Written instruction => Can you print every record below exactly as written?

Task input =>
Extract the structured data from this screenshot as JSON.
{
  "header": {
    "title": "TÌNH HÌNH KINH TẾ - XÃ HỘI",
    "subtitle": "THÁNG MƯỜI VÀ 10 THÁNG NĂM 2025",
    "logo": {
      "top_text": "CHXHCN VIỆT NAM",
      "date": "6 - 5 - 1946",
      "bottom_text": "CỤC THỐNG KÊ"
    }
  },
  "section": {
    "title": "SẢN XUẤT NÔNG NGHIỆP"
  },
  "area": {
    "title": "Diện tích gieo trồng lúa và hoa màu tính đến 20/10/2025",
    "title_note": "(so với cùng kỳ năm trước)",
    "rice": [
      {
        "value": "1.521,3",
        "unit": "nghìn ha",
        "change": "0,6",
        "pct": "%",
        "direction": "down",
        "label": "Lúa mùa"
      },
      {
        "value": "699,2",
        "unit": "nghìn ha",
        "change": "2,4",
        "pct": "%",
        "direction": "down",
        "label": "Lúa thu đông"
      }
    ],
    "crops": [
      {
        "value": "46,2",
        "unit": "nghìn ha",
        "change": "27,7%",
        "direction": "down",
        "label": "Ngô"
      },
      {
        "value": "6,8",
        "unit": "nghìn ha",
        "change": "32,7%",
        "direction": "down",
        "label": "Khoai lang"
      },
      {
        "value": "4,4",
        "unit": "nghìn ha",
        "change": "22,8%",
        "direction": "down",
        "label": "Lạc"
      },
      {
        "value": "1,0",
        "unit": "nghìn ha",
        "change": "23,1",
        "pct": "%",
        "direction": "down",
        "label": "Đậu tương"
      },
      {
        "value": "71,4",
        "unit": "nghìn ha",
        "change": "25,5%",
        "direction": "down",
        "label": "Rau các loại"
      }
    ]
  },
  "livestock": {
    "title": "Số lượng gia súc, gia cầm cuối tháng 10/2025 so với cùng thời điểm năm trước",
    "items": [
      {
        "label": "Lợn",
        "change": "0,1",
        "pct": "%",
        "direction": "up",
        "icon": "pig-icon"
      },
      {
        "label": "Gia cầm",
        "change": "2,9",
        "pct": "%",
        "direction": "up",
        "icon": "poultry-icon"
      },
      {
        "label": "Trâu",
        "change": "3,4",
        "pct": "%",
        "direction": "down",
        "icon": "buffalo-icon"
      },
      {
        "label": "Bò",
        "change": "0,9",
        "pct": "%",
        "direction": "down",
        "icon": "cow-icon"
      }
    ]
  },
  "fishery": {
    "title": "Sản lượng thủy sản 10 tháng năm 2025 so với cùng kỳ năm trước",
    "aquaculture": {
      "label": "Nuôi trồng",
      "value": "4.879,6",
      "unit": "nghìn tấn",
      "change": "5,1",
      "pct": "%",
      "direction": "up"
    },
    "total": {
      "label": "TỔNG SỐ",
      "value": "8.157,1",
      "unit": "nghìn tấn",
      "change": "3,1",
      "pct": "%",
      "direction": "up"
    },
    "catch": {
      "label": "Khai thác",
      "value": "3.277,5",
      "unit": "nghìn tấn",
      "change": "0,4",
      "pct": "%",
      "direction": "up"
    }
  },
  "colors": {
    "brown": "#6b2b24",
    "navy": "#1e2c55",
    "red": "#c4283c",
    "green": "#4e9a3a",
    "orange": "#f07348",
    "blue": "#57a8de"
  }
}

Written answer =>
Extract the structured data from this screenshot as JSON.
{
  "header": {
    "title": "TÌNH HÌNH KINH TẾ - XÃ HỘI",
    "subtitle": "THÁNG MƯỜI VÀ 10 THÁNG NĂM 2025",
    "logo": {
      "top_text": "CHXHCN VIỆT NAM",
      "date": "6 - 5 - 1946",
      "bottom_text": "CỤC THỐNG KÊ"
    }
  },
  "section": {
    "title": "SẢN XUẤT NÔNG NGHIỆP"
  },
  "area": {
    "title": "Diện tích gieo trồng lúa và hoa màu tính đến 20/10/2025",
    "title_note": "(so với cùng kỳ năm trước)",
    "rice": [
      {
        "value": "1.521,3",
        "unit": "nghìn ha",
        "change": "0,6",
        "pct": "%",
        "direction": "down",
        "label": "Lúa mùa"
      },
      {
        "value": "699,2",
        "unit": "nghìn ha",
        "change": "2,4",
        "pct": "%",
        "direction": "down",
        "label": "Lúa thu đông"
      }
    ],
    "crops": [
      {
        "value": "46,2",
        "unit": "nghìn ha",
        "change": "27,7%",
        "direction": "down",
        "label": "Ngô"
      },
      {
        "value": "6,8",
        "unit": "nghìn ha",
        "change": "32,7%",
        "direction": "down",
        "label": "Khoai lang"
      },
      {
        "value": "4,4",
        "unit": "nghìn ha",
        "change": "22,8%",
        "direction": "down",
        "label": "Lạc"
      },
      {
        "value": "1,0",
        "unit": "nghìn ha",
        "change": "23,1",
        "pct": "%",
        "direction": "down",
        "label": "Đậu tương"
      },
      {
        "value": "71,4",
        "unit": "nghìn ha",
        "change": "25,5%",
        "direction": "down",
        "label": "Rau các loại"
      }
    ]
  },
  "livestock": {
    "title": "Số lượng gia súc, gia cầm cuối tháng 10/2025 so với cùng thời điểm năm trước",
    "items": [
      {
        "label": "Lợn",
        "change": "0,1",
        "pct": "%",
        "direction": "up",
        "icon": "pig-icon"
      },
      {
        "label": "Gia cầm",
        "change": "2,9",
        "pct": "%",
        "direction": "up",
        "icon": "poultry-icon"
      },
      {
        "label": "Trâu",
        "change": "3,4",
        "pct": "%",
        "direction": "down",
        "icon": "buffalo-icon"
      },
      {
        "label": "Bò",
        "change": "0,9",
        "pct": "%",
        "direction": "down",
        "icon": "cow-icon"
      }
    ]
  },
  "fishery": {
    "title": "Sản lượng thủy sản 10 tháng năm 2025 so với cùng kỳ năm trước",
    "aquaculture": {
      "label": "Nuôi trồng",
      "value": "4.879,6",
      "unit": "nghìn tấn",
      "change": "5,1",
      "pct": "%",
      "direction": "up"
    },
    "total": {
      "label": "TỔNG SỐ",
      "value": "8.157,1",
      "unit": "nghìn tấn",
      "change": "3,1",
      "pct": "%",
      "direction": "up"
    },
    "catch": {
      "label": "Khai thác",
      "value": "3.277,5",
      "unit": "nghìn tấn",
      "change": "0,4",
      "pct": "%",
      "direction": "up"
    }
  },
  "colors": {
    "brown": "#6b2b24",
    "navy": "#1e2c55",
    "red": "#c4283c",
    "green": "#4e9a3a",
    "orange": "#f07348",
    "blue": "#57a8de"
  }
}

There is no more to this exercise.